» Stated goal: Restate the full set of records exactly, without adding or dropping a word.

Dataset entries
____________________

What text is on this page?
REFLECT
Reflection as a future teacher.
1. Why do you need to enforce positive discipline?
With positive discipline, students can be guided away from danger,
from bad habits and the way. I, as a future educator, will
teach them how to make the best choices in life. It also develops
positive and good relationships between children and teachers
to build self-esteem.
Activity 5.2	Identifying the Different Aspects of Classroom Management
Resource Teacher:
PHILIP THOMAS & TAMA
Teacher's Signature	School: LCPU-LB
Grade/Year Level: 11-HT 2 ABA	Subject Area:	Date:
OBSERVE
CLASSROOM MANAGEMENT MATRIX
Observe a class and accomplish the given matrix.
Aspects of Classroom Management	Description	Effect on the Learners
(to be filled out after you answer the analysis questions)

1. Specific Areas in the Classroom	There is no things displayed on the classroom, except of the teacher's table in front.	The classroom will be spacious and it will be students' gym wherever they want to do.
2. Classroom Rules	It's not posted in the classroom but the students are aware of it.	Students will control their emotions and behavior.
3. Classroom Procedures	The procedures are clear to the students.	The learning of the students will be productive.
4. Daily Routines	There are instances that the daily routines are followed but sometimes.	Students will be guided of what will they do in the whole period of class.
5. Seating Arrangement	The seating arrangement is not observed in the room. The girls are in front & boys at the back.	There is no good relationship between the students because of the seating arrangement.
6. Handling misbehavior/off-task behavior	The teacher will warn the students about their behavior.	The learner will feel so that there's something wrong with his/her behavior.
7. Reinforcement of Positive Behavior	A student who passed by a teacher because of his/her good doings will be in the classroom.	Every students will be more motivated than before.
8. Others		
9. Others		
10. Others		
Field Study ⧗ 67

____________________

» Expected answer:
What text is on this page?
REFLECT
Reflection as a future teacher.
1. Why do you need to enforce positive discipline?
With positive discipline, students can be guided away from danger,
from bad habits and the way. I, as a future educator, will
teach them how to make the best choices in life. It also develops
positive and good relationships between children and teachers
to build self-esteem.
Activity 5.2	Identifying the Different Aspects of Classroom Management
Resource Teacher:
PHILIP THOMAS & TAMA
Teacher's Signature	School: LCPU-LB
Grade/Year Level: 11-HT 2 ABA	Subject Area:	Date:
OBSERVE
CLASSROOM MANAGEMENT MATRIX
Observe a class and accomplish the given matrix.
Aspects of Classroom Management	Description	Effect on the Learners
(to be filled out after you answer the analysis questions)

1. Specific Areas in the Classroom	There is no things displayed on the classroom, except of the teacher's table in front.	The classroom will be spacious and it will be students' gym wherever they want to do.
2. Classroom Rules	It's not posted in the classroom but the students are aware of it.	Students will control their emotions and behavior.
3. Classroom Procedures	The procedures are clear to the students.	The learning of the students will be productive.
4. Daily Routines	There are instances that the daily routines are followed but sometimes.	Students will be guided of what will they do in the whole period of class.
5. Seating Arrangement	The seating arrangement is not observed in the room. The girls are in front & boys at the back.	There is no good relationship between the students because of the seating arrangement.
6. Handling misbehavior/off-task behavior	The teacher will warn the students about their behavior.	The learner will feel so that there's something wrong with his/her behavior.
7. Reinforcement of Positive Behavior	A student who passed by a teacher because of his/her good doings will be in the classroom.	Every students will be more motivated than before.
8. Others		
9. Others		
10. Others		
Field Study ⧗ 67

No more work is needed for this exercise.